Written task =
List every line below containing "Прочие".

Supplied records =
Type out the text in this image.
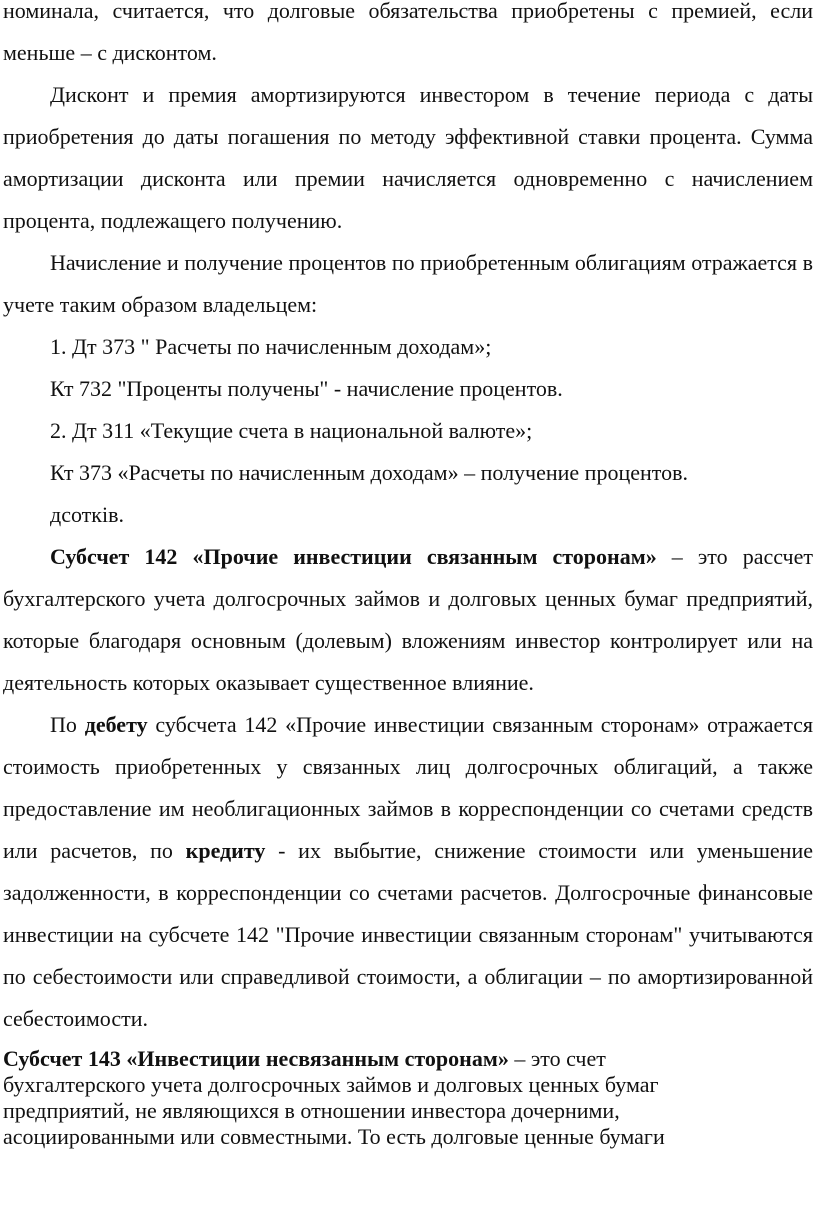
номинала, считается, что долговые обязательства приобретены с премией, если меньше – с дисконтом.

Дисконт и премия амортизируются инвестором в течение периода с даты приобретения до даты погашения по методу эффективной ставки процента. Сумма амортизации дисконта или премии начисляется одновременно с начислением процента, подлежащего получению.

Начисление и получение процентов по приобретенным облигациям отражается в учете таким образом владельцем:

1. Дт 373 " Расчеты по начисленным доходам»;

Кт 732 "Проценты получены" - начисление процентов.

2. Дт 311 «Текущие счета в национальной валюте»;

Кт 373 «Расчеты по начисленным доходам» – получение процентов.

дсотків.

Субсчет 142 «Прочие инвестиции связанным сторонам» – это рассчет бухгалтерского учета долгосрочных займов и долговых ценных бумаг предприятий, которые благодаря основным (долевым) вложениям инвестор контролирует или на деятельность которых оказывает существенное влияние.

По дебету субсчета 142 «Прочие инвестиции связанным сторонам» отражается стоимость приобретенных у связанных лиц долгосрочных облигаций, а также предоставление им необлигационных займов в корреспонденции со счетами средств или расчетов, по кредиту - их выбытие, снижение стоимости или уменьшение задолженности, в корреспонденции со счетами расчетов. Долгосрочные финансовые инвестиции на субсчете 142 "Прочие инвестиции связанным сторонам" учитываются по себестоимости или справедливой стоимости, а облигации – по амортизированной себестоимости.

Субсчет 143 «Инвестиции несвязанным сторонам» – это счет бухгалтерского учета долгосрочных займов и долговых ценных бумаг предприятий, не являющихся в отношении инвестора дочерними, асоциированными или совместными. То есть долговые ценные бумаги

Solution =
Субсчет 142 «Прочие инвестиции связанным сторонам» – это рассчет бухгалтерского учета долгосрочных займов и долговых ценных бумаг предприятий, которые благодаря основным (долевым) вложениям инвестор контролирует или на деятельность которых оказывает существенное влияние.
По дебету субсчета 142 «Прочие инвестиции связанным сторонам» отражается стоимость приобретенных у связанных лиц долгосрочных облигаций, а также предоставление им необлигационных займов в корреспонденции со счетами средств или расчетов, по кредиту - их выбытие, снижение стоимости или уменьшение задолженности, в корреспонденции со счетами расчетов. Долгосрочные финансовые инвестиции на субсчете 142 "Прочие инвестиции связанным сторонам" учитываются по себестоимости или справедливой стоимости, а облигации – по амортизированной себестоимости.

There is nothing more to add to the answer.